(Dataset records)
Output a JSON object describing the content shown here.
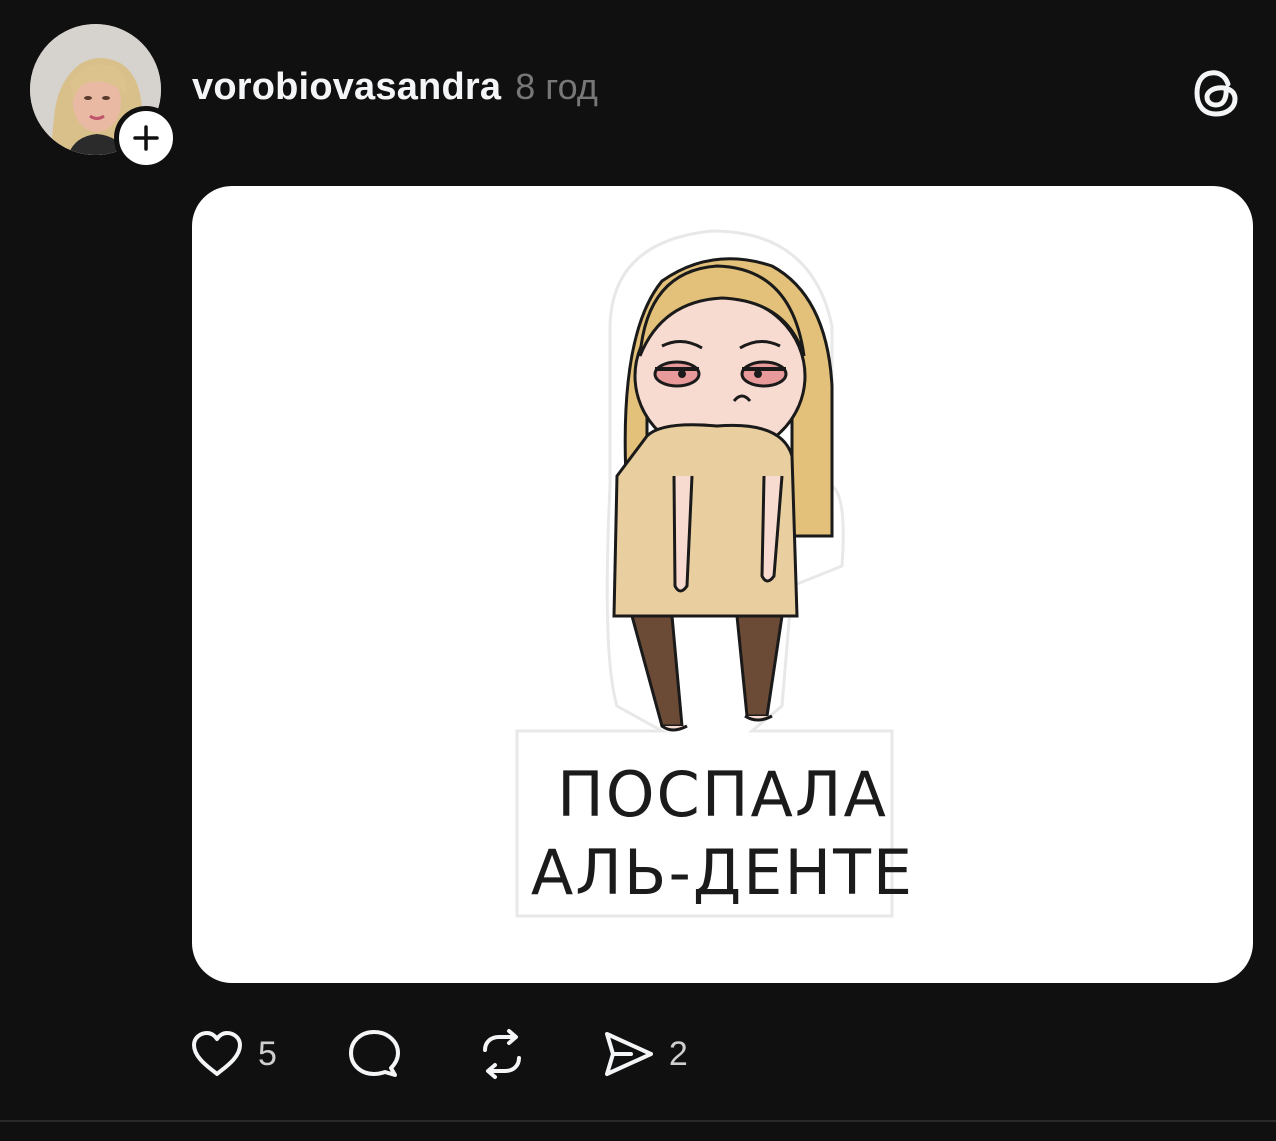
{
  "post": {
    "username": "vorobiovasandra",
    "time": "8 год",
    "avatar_icon": "profile-photo",
    "follow_icon": "plus-icon",
    "logo_icon": "threads-logo-icon"
  },
  "media": {
    "caption_line_1": "ПОСПАЛА",
    "caption_line_2": "АЛЬ-ДЕНТЕ"
  },
  "actions": {
    "likes": "5",
    "shares": "2"
  },
  "colors": {
    "background": "#101010",
    "text": "#f3f5f7",
    "muted": "#777777",
    "media_bg": "#ffffff"
  }
}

▸ **Your instructions**
Return all of the entries word for word, but omit the pictures.

▸ **Worked solution**
Output a JSON object describing the content shown here.
{
  "post": {
    "username": "vorobiovasandra",
    "time": "8 год",
    "avatar_icon": "profile-photo",
    "follow_icon": "plus-icon",
    "logo_icon": "threads-logo-icon"
  },
  "media": {
    "caption_line_1": "ПОСПАЛА",
    "caption_line_2": "АЛЬ-ДЕНТЕ"
  },
  "actions": {
    "likes": "5",
    "shares": "2"
  },
  "colors": {
    "background": "#101010",
    "text": "#f3f5f7",
    "muted": "#777777",
    "media_bg": "#ffffff"
  }
}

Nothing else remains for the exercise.